*GIVEN DATA:*
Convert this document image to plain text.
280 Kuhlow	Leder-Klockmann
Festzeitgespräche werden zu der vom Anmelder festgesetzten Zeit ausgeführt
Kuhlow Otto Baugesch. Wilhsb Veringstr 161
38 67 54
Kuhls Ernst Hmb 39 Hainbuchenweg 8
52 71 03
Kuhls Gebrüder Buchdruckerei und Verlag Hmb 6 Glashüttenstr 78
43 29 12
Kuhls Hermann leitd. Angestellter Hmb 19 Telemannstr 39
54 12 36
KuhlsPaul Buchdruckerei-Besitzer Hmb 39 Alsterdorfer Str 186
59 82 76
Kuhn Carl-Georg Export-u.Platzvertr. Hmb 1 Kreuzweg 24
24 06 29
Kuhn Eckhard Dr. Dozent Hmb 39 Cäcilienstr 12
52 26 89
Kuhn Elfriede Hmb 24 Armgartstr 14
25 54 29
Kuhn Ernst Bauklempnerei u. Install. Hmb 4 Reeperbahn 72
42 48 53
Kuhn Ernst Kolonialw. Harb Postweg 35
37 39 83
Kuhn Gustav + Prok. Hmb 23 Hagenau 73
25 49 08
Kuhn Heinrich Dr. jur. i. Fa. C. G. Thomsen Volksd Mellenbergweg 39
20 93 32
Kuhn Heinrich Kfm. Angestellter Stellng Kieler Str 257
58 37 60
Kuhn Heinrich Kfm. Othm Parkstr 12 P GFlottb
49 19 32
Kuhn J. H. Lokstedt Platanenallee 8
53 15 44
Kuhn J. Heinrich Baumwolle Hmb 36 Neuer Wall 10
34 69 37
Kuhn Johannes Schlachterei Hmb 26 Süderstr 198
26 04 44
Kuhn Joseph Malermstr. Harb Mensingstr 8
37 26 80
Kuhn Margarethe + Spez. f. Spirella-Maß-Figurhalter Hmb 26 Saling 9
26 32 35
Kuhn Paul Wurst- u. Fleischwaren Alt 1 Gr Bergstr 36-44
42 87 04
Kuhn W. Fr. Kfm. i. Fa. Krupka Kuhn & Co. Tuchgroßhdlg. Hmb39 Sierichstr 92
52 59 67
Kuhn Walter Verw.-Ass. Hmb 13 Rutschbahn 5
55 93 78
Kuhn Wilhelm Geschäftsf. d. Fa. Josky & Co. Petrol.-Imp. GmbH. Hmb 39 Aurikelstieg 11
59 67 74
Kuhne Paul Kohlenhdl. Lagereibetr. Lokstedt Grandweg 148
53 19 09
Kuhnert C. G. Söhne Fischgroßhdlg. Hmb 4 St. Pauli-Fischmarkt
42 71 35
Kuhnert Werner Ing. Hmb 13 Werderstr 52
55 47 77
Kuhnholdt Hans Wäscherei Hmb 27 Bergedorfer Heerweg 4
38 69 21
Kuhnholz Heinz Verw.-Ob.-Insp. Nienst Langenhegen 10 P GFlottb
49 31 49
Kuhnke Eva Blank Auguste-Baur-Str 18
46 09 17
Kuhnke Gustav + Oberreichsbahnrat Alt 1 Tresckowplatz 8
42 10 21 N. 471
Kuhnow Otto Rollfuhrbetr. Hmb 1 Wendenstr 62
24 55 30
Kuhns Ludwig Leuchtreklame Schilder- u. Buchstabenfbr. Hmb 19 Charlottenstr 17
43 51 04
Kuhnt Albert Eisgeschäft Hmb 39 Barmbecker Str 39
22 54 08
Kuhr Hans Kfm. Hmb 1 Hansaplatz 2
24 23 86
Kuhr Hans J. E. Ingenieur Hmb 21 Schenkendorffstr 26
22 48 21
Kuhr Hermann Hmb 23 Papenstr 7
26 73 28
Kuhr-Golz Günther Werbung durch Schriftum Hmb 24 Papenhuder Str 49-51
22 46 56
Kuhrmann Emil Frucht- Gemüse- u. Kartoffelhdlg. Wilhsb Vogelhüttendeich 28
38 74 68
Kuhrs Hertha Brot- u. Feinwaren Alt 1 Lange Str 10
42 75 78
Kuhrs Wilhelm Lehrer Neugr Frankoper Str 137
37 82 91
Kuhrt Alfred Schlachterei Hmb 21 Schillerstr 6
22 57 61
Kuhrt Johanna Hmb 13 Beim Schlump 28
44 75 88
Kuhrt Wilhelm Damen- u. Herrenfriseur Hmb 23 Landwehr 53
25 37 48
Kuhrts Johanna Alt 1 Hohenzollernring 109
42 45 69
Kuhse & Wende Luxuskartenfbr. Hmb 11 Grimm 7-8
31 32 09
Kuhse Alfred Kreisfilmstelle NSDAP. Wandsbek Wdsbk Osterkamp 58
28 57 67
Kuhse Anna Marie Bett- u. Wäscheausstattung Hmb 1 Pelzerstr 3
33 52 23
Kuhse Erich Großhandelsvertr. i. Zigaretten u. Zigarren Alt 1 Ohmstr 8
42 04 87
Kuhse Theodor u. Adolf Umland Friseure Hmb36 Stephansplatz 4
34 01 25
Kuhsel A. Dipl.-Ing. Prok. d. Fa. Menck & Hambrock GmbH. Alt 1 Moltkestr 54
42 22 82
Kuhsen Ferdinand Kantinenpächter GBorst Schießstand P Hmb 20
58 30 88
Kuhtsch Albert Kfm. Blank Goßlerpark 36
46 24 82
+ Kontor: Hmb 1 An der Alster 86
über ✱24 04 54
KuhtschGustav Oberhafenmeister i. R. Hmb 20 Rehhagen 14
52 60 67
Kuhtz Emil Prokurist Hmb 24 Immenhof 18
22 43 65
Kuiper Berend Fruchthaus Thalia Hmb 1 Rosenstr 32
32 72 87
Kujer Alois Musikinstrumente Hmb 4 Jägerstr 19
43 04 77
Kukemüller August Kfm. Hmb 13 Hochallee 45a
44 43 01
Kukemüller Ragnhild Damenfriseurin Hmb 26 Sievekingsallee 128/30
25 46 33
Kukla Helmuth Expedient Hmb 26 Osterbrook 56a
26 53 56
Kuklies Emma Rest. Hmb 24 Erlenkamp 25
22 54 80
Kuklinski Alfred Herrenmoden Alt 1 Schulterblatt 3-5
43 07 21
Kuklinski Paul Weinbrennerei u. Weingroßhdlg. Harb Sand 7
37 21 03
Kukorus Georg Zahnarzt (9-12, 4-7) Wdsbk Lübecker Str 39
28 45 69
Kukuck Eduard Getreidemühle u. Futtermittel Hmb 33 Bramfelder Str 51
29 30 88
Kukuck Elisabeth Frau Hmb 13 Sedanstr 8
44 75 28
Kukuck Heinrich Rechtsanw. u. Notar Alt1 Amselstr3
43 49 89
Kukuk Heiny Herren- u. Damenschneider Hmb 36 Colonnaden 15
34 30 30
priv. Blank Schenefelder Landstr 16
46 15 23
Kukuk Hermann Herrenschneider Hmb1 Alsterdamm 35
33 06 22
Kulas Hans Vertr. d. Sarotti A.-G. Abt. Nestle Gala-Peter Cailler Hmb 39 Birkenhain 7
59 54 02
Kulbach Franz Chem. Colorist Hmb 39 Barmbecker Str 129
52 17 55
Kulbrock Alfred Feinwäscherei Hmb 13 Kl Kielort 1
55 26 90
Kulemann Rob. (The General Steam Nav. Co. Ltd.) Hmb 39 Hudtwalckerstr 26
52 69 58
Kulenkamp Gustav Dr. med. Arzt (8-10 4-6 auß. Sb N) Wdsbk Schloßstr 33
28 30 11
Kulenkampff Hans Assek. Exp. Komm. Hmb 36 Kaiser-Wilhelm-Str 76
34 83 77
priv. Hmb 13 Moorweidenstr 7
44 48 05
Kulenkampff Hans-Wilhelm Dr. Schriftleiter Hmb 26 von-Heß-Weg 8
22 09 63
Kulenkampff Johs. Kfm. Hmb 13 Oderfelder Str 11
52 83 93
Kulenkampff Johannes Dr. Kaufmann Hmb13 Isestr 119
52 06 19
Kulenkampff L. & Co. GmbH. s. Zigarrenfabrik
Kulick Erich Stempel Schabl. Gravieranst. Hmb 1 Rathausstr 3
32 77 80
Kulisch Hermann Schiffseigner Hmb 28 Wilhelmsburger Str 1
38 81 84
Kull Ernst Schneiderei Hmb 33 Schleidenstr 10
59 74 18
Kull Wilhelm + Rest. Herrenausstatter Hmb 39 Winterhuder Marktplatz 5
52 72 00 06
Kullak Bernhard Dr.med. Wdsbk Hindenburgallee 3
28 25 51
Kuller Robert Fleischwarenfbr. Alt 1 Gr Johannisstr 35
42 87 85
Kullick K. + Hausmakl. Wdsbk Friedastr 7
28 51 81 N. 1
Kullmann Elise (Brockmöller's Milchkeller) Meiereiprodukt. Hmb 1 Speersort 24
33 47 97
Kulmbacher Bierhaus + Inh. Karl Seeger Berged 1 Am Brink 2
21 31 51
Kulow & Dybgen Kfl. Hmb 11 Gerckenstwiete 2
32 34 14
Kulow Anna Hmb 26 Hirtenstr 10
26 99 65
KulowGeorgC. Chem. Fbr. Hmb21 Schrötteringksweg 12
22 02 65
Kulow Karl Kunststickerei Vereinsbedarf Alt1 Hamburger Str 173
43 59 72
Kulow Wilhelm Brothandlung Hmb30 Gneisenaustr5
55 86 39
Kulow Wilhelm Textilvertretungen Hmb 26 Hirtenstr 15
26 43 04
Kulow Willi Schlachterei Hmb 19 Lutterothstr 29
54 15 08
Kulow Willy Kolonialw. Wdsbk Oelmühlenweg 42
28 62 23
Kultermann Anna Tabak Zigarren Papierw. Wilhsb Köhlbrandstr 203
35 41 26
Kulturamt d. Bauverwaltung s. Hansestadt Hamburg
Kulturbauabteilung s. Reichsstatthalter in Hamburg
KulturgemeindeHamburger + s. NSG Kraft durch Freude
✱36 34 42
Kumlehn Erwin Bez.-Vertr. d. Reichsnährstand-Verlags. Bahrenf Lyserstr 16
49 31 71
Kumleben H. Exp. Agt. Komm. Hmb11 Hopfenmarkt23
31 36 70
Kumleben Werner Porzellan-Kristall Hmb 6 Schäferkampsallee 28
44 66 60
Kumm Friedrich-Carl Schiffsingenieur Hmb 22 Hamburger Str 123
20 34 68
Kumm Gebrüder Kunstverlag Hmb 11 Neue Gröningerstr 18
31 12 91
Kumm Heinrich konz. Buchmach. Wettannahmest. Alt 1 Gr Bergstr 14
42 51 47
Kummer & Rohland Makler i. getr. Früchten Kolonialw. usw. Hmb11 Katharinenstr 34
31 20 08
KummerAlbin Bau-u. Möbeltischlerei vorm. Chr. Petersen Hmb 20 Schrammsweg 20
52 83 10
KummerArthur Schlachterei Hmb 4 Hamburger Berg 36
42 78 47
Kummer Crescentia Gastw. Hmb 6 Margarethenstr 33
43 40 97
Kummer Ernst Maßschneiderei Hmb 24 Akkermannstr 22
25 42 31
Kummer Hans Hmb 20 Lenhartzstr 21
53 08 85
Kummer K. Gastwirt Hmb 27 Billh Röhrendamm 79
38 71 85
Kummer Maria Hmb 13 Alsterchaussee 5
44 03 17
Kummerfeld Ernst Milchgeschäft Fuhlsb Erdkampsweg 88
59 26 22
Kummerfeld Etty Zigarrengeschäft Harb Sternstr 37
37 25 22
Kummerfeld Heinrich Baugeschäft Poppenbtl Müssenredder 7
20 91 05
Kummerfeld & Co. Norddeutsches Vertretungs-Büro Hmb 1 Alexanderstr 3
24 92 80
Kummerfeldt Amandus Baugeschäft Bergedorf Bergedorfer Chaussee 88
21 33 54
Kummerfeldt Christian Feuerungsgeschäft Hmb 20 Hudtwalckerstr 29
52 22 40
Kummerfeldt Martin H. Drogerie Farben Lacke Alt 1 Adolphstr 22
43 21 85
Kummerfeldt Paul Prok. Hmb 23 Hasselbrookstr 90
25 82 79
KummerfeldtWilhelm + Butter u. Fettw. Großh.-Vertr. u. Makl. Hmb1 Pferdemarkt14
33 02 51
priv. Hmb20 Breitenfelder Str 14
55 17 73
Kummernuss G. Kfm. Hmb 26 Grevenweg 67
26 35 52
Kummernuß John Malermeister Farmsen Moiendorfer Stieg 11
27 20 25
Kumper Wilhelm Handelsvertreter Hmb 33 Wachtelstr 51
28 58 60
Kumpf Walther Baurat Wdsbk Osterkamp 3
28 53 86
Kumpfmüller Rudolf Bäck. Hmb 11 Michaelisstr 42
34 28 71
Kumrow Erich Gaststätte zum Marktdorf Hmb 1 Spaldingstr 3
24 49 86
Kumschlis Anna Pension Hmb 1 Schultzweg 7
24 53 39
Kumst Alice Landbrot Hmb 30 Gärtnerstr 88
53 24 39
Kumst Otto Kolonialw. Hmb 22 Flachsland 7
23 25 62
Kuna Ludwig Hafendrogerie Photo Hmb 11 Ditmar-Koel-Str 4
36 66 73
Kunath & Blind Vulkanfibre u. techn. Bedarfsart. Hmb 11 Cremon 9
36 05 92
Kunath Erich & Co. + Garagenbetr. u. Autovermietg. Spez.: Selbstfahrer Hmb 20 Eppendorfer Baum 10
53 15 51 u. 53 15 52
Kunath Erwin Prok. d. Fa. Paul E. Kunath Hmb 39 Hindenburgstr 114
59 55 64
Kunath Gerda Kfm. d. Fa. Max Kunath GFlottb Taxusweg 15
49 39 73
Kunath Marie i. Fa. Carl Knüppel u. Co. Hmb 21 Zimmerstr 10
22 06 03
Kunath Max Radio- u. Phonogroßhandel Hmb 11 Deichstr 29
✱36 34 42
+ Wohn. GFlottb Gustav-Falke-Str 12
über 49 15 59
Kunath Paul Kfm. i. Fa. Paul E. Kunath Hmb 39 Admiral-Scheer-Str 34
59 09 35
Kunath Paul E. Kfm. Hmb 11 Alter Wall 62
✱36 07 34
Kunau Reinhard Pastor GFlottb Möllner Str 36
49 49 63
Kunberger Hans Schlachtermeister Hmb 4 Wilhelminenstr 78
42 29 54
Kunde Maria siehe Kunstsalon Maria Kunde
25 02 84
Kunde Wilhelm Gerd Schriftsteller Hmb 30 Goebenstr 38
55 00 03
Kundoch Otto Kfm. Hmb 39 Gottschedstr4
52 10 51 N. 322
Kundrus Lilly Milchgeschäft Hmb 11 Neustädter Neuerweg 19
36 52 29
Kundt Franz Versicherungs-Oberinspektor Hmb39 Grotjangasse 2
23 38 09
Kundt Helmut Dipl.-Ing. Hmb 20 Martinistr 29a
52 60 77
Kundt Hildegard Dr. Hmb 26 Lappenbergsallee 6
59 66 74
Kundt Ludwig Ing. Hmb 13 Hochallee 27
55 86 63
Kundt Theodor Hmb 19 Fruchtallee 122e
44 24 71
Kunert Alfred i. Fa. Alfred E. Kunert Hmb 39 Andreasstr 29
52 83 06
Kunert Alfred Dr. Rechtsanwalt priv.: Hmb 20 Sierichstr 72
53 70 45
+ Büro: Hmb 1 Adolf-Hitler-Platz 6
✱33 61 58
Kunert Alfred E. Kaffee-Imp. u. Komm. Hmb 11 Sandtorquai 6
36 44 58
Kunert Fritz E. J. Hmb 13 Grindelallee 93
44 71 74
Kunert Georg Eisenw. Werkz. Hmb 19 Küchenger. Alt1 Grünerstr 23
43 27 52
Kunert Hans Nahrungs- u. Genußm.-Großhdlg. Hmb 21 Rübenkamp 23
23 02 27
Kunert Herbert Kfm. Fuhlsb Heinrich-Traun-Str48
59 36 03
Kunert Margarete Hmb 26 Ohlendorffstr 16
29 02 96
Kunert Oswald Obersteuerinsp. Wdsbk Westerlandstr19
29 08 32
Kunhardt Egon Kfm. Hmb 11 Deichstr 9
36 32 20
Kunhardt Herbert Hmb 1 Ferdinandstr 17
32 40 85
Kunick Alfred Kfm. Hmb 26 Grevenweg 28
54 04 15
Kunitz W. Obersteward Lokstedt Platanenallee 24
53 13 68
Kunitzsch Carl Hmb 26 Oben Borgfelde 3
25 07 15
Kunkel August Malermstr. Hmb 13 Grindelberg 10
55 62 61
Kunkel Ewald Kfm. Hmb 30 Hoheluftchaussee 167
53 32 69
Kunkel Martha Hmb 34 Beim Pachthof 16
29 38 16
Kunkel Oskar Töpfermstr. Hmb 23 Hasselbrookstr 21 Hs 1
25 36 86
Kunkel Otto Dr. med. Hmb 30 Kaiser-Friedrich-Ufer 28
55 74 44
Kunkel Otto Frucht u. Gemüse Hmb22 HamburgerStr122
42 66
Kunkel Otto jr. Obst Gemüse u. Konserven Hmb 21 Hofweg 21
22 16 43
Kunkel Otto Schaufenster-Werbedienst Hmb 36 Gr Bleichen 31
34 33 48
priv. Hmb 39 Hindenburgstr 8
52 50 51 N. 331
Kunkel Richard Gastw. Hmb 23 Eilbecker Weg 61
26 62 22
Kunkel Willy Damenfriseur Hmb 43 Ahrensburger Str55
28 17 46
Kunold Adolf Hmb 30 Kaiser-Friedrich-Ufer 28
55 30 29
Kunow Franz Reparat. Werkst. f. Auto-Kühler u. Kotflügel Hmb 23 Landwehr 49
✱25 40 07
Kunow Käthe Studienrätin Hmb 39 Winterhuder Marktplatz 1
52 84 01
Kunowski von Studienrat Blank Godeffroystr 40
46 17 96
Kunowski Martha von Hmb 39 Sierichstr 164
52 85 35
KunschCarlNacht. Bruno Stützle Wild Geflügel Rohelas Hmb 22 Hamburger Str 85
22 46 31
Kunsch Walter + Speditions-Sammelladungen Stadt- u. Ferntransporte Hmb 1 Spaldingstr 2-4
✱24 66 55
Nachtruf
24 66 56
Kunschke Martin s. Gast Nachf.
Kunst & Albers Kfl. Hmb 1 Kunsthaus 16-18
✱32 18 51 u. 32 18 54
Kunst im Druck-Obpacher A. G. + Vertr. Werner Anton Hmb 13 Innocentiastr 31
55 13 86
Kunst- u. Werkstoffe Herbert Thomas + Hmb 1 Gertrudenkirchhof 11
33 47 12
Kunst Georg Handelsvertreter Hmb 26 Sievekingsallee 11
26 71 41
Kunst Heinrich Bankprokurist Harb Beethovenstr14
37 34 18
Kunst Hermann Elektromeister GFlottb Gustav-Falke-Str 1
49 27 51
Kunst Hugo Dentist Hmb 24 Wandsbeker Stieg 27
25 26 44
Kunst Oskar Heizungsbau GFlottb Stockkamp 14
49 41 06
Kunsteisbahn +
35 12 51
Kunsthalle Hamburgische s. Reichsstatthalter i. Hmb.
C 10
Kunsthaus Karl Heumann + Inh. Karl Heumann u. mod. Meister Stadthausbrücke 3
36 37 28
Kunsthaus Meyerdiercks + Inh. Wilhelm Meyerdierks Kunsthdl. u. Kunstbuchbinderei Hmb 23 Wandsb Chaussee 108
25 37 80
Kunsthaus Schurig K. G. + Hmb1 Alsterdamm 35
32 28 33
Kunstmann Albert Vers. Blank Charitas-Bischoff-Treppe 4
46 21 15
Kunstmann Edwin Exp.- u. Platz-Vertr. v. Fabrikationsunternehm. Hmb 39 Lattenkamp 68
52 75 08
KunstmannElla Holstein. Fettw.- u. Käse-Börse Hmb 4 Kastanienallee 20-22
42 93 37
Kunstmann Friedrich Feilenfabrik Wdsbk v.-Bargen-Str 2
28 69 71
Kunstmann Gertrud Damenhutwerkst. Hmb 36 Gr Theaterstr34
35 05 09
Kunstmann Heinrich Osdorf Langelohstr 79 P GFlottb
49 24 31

*EXERCISE DETAILS:* Determine the count of lines in the data above with the string "Willy" in them, and give that count alone.

*ANSWER TO THIS TASK:* 2